Stored records:
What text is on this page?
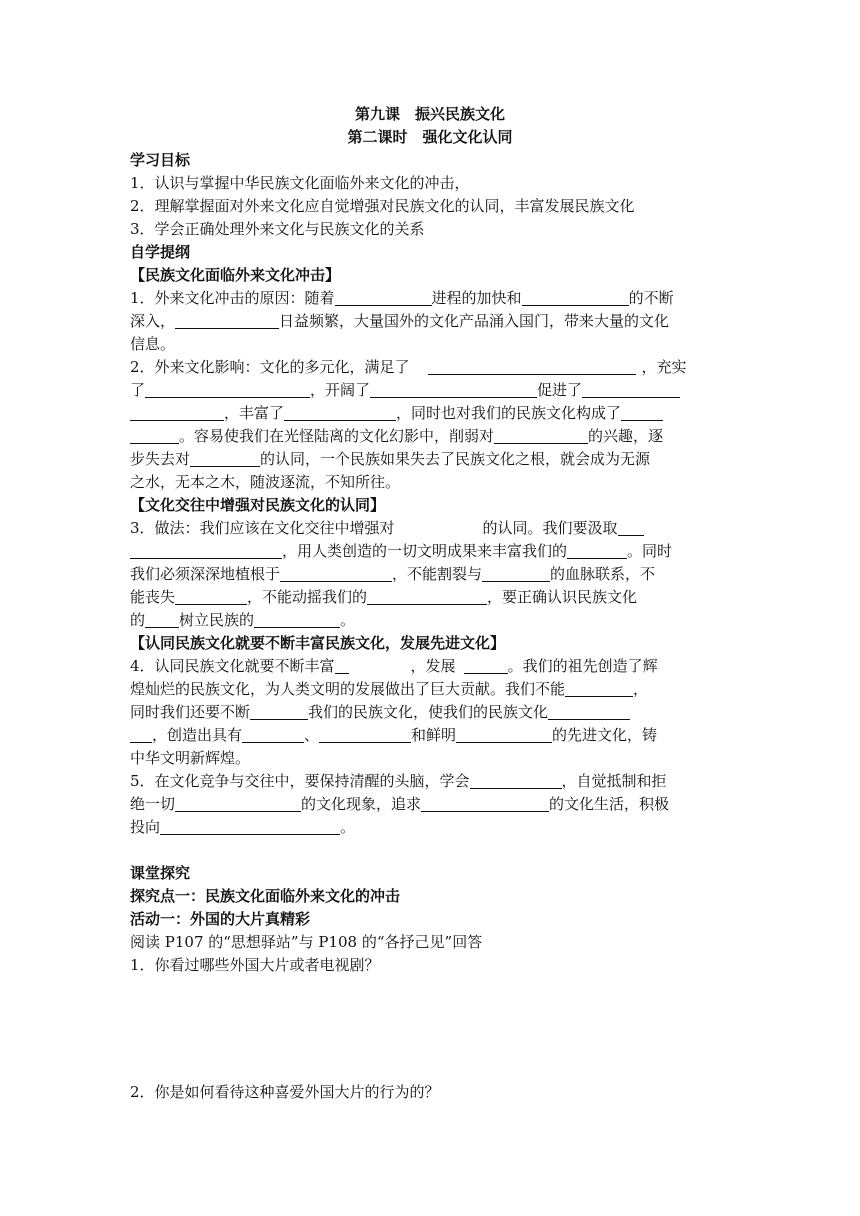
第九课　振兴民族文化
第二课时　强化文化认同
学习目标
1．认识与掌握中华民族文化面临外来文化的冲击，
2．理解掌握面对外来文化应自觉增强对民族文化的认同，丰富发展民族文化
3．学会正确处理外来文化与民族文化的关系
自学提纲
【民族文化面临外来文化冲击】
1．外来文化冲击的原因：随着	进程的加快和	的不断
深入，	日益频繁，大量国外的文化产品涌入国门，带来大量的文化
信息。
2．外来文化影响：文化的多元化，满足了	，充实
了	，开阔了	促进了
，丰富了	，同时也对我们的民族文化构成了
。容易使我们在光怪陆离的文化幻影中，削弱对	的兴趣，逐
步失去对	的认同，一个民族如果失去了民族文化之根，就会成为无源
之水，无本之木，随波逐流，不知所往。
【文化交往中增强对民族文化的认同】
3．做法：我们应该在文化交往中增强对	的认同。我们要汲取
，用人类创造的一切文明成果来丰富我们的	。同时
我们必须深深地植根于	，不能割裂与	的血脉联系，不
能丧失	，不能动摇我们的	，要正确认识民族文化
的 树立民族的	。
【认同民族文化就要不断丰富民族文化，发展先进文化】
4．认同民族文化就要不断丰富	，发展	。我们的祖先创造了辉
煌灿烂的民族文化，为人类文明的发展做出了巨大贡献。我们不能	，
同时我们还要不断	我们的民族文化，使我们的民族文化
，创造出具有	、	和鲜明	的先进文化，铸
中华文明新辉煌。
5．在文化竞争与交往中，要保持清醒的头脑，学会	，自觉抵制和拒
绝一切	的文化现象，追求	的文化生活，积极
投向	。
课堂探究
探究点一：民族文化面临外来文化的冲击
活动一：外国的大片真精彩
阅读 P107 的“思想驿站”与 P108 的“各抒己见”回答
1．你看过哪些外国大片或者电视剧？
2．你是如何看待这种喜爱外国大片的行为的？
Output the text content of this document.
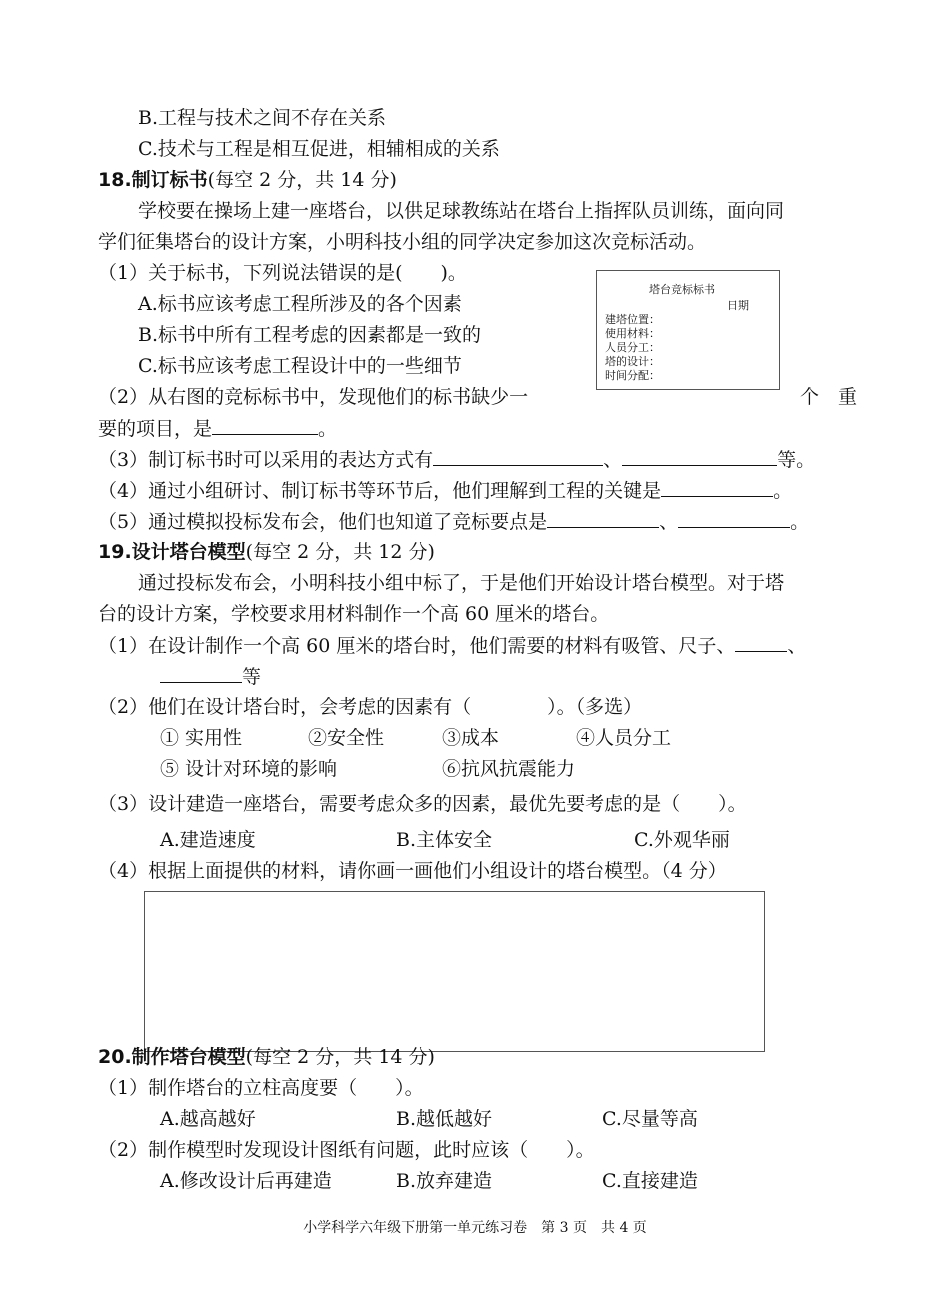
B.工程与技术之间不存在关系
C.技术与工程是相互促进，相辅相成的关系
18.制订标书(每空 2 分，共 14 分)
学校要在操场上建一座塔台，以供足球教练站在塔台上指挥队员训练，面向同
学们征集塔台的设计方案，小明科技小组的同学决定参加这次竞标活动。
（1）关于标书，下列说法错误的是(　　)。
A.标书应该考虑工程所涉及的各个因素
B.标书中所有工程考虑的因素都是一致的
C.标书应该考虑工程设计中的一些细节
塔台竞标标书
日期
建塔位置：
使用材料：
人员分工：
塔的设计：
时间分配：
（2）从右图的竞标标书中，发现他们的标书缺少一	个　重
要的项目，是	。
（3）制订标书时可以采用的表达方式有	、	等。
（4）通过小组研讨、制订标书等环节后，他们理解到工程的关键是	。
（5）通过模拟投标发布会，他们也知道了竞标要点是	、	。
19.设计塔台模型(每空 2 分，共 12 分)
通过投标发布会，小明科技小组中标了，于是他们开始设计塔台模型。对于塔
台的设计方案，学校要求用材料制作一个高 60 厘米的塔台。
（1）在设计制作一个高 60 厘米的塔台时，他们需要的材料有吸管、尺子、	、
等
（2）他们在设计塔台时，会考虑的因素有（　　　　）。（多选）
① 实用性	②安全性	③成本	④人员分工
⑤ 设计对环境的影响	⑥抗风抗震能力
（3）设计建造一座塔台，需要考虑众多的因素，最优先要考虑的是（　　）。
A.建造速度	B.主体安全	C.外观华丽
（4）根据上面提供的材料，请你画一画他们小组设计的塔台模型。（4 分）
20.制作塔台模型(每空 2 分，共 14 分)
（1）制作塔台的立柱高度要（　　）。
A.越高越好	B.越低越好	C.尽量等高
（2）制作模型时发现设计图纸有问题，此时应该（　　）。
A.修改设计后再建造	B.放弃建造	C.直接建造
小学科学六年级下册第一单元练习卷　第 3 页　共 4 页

...

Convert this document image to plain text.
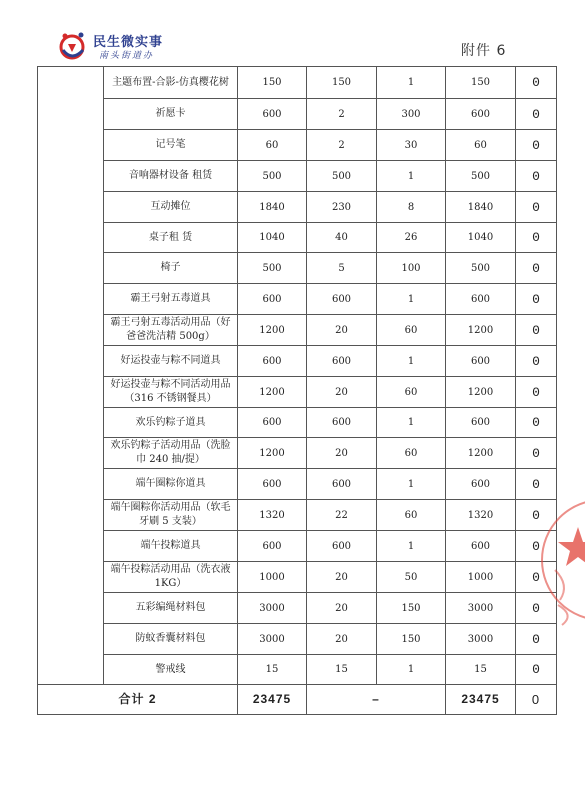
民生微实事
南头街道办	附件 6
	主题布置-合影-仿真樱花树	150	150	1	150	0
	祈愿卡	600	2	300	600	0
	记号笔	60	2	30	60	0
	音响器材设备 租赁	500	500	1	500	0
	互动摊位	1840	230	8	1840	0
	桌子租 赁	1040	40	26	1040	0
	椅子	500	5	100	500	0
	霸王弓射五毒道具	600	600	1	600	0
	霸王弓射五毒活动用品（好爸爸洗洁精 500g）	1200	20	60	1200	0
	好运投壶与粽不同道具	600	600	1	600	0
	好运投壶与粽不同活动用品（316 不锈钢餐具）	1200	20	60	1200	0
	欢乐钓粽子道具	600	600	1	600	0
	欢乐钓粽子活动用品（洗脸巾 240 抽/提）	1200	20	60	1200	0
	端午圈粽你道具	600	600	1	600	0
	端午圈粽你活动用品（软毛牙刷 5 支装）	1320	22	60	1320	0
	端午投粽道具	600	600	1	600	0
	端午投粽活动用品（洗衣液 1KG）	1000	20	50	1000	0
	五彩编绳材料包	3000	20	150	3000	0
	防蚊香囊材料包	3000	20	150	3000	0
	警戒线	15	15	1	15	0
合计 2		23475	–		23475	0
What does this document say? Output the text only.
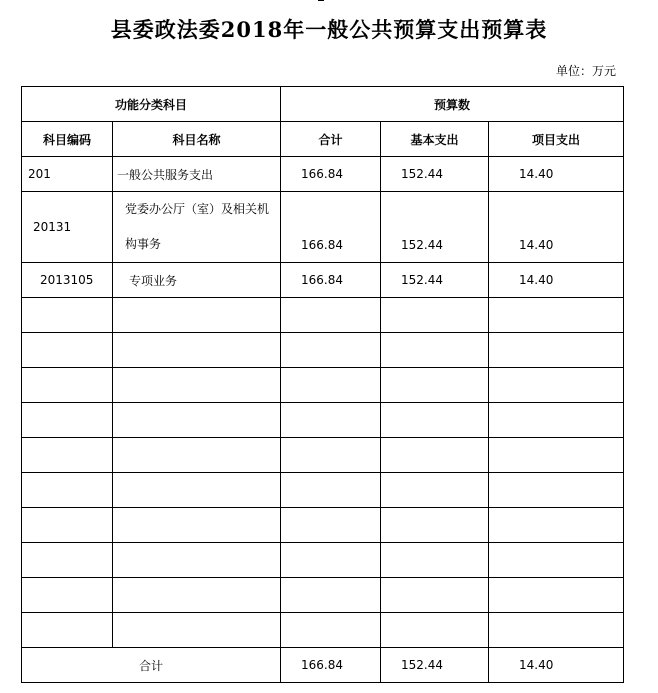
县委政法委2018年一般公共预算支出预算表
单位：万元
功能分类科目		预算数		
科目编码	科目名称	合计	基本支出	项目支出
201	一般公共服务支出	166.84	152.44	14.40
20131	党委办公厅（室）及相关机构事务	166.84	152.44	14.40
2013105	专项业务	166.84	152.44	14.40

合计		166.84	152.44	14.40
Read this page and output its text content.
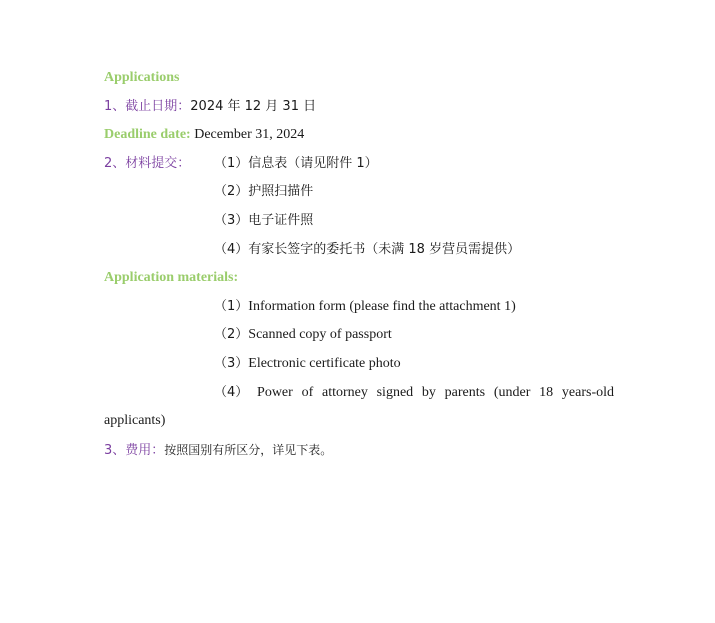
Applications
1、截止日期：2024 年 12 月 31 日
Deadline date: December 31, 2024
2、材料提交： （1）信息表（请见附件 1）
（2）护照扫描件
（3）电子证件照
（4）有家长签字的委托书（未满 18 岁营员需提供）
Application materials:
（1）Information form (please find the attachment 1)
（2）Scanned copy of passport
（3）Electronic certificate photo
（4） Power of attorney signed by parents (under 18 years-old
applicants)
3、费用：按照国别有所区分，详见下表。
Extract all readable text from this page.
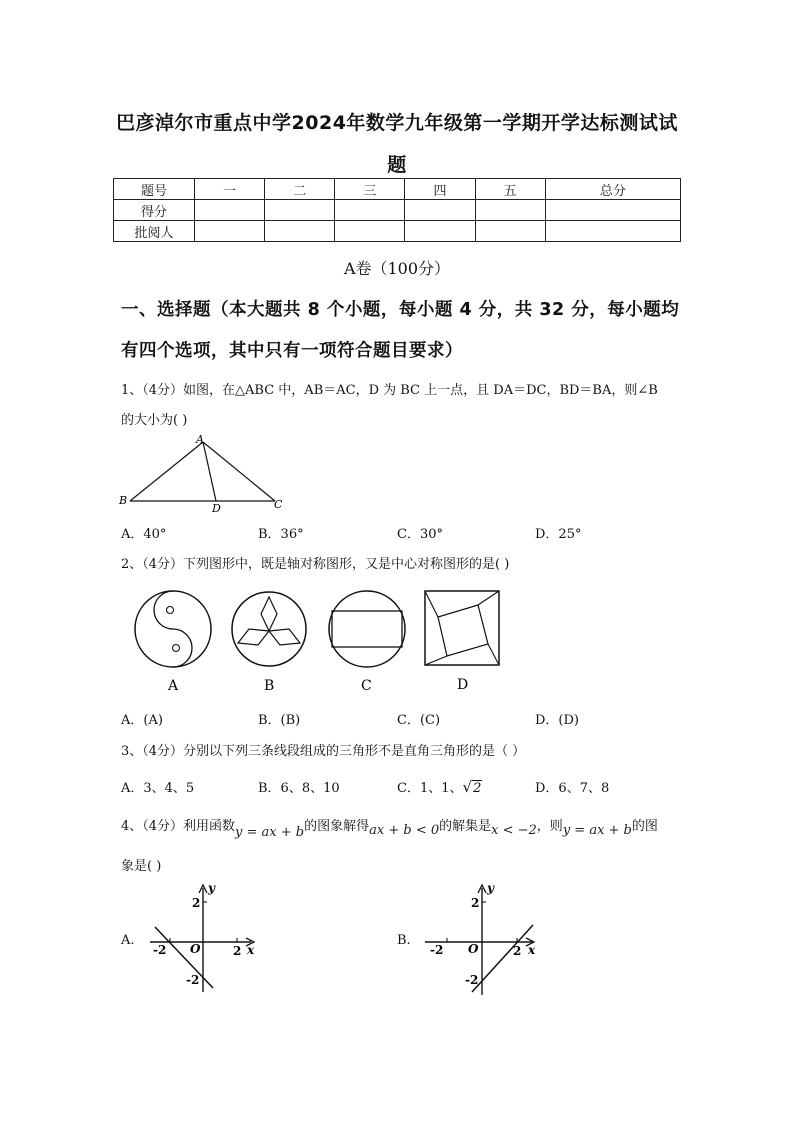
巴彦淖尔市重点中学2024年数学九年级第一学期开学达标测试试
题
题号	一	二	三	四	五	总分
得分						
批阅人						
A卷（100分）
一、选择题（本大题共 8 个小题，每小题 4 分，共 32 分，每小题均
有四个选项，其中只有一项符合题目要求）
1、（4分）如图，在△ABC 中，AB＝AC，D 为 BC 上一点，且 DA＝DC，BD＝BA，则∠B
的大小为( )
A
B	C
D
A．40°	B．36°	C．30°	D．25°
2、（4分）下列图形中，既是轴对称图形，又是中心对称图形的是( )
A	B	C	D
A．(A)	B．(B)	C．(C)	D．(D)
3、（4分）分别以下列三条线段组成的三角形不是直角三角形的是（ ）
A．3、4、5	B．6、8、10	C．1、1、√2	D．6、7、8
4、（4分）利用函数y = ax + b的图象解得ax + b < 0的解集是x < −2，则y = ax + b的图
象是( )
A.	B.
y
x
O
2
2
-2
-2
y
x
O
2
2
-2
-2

--

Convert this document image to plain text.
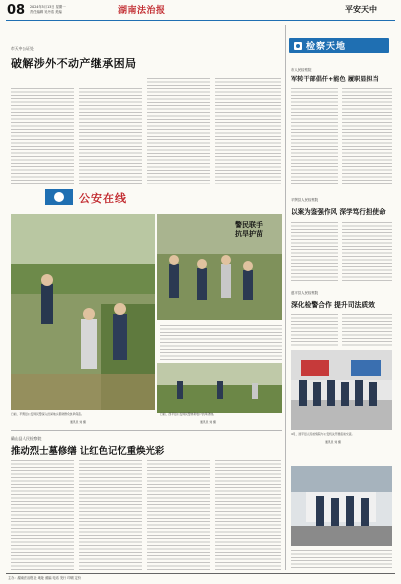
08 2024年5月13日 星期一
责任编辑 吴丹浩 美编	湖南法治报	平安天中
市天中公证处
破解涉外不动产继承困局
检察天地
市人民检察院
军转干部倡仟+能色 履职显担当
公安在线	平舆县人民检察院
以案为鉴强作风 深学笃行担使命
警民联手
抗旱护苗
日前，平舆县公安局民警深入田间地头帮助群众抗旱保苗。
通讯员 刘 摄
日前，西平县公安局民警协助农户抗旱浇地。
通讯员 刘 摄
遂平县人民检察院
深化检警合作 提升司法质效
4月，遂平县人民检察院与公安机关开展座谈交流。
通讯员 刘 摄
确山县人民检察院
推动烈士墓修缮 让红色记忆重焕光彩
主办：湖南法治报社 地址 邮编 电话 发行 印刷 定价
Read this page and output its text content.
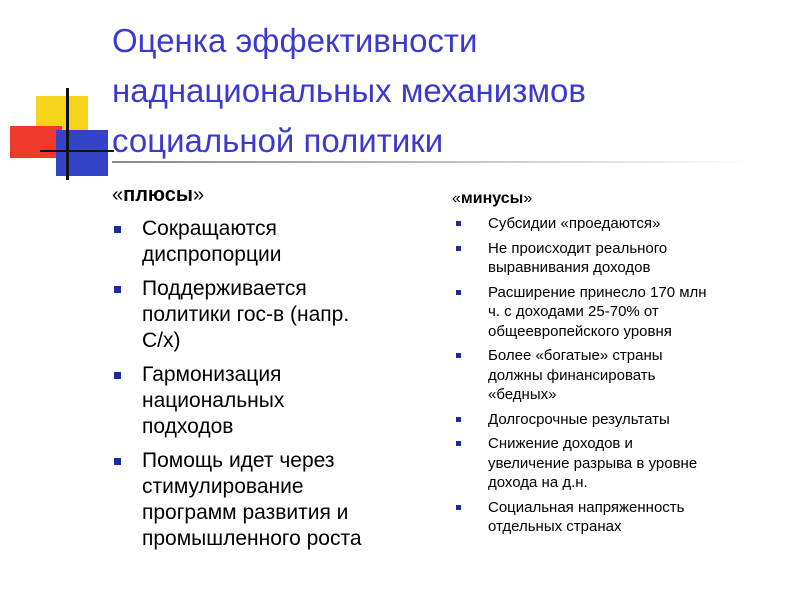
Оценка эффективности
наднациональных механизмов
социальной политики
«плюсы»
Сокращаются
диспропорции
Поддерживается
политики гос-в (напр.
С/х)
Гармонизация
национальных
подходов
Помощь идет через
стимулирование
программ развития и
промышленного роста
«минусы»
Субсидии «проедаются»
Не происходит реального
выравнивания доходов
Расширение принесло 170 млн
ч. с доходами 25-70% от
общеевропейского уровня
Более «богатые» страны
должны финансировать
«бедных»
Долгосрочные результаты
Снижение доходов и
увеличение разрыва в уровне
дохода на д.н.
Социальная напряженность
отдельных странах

▶ _Task objective_
Look for the word "page" in every line of the listing and copy the lines that have it.

▶ _Response for this exercise_
What text is on this page?
Read this page and output its text content.
Extract all readable text from this page.
Read this page and output its text content.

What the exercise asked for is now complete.